— EXERCISE INSTRUCTIONS —
Write out each entry again. Keep every word exactly as it is.

— DATA PROVIDED —

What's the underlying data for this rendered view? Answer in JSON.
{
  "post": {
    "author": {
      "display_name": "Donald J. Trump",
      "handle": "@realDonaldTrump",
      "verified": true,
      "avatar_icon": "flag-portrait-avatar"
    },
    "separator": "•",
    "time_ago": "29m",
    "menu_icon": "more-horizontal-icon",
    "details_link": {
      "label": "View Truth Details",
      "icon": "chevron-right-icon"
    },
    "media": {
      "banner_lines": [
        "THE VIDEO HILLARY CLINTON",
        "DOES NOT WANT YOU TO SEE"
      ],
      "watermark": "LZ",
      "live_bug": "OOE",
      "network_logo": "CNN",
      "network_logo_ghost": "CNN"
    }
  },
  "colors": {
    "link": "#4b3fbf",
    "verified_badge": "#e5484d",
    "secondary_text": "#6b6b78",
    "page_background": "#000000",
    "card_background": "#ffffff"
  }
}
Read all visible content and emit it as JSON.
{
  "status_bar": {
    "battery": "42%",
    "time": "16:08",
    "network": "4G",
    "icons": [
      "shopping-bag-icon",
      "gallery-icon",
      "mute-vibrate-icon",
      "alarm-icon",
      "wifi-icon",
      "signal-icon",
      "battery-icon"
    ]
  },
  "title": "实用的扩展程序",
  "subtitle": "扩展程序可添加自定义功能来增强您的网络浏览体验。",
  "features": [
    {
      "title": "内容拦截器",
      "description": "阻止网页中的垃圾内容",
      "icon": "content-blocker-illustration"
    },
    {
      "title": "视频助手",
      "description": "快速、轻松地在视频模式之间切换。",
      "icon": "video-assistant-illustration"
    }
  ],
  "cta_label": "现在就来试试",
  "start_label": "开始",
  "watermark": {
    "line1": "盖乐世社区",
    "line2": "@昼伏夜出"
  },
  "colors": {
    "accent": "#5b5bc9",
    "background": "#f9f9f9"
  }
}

— REPLY TO THE EXERCISE —
What's the underlying data for this rendered view? Answer in JSON.
{
  "post": {
    "author": {
      "display_name": "Donald J. Trump",
      "handle": "@realDonaldTrump",
      "verified": true,
      "avatar_icon": "flag-portrait-avatar"
    },
    "separator": "•",
    "time_ago": "29m",
    "menu_icon": "more-horizontal-icon",
    "details_link": {
      "label": "View Truth Details",
      "icon": "chevron-right-icon"
    },
    "media": {
      "banner_lines": [
        "THE VIDEO HILLARY CLINTON",
        "DOES NOT WANT YOU TO SEE"
      ],
      "watermark": "LZ",
      "live_bug": "OOE",
      "network_logo": "CNN",
      "network_logo_ghost": "CNN"
    }
  },
  "colors": {
    "link": "#4b3fbf",
    "verified_badge": "#e5484d",
    "secondary_text": "#6b6b78",
    "page_background": "#000000",
    "card_background": "#ffffff"
  }
}
Read all visible content and emit it as JSON.
{
  "status_bar": {
    "battery": "42%",
    "time": "16:08",
    "network": "4G",
    "icons": [
      "shopping-bag-icon",
      "gallery-icon",
      "mute-vibrate-icon",
      "alarm-icon",
      "wifi-icon",
      "signal-icon",
      "battery-icon"
    ]
  },
  "title": "实用的扩展程序",
  "subtitle": "扩展程序可添加自定义功能来增强您的网络浏览体验。",
  "features": [
    {
      "title": "内容拦截器",
      "description": "阻止网页中的垃圾内容",
      "icon": "content-blocker-illustration"
    },
    {
      "title": "视频助手",
      "description": "快速、轻松地在视频模式之间切换。",
      "icon": "video-assistant-illustration"
    }
  ],
  "cta_label": "现在就来试试",
  "start_label": "开始",
  "watermark": {
    "line1": "盖乐世社区",
    "line2": "@昼伏夜出"
  },
  "colors": {
    "accent": "#5b5bc9",
    "background": "#f9f9f9"
  }
}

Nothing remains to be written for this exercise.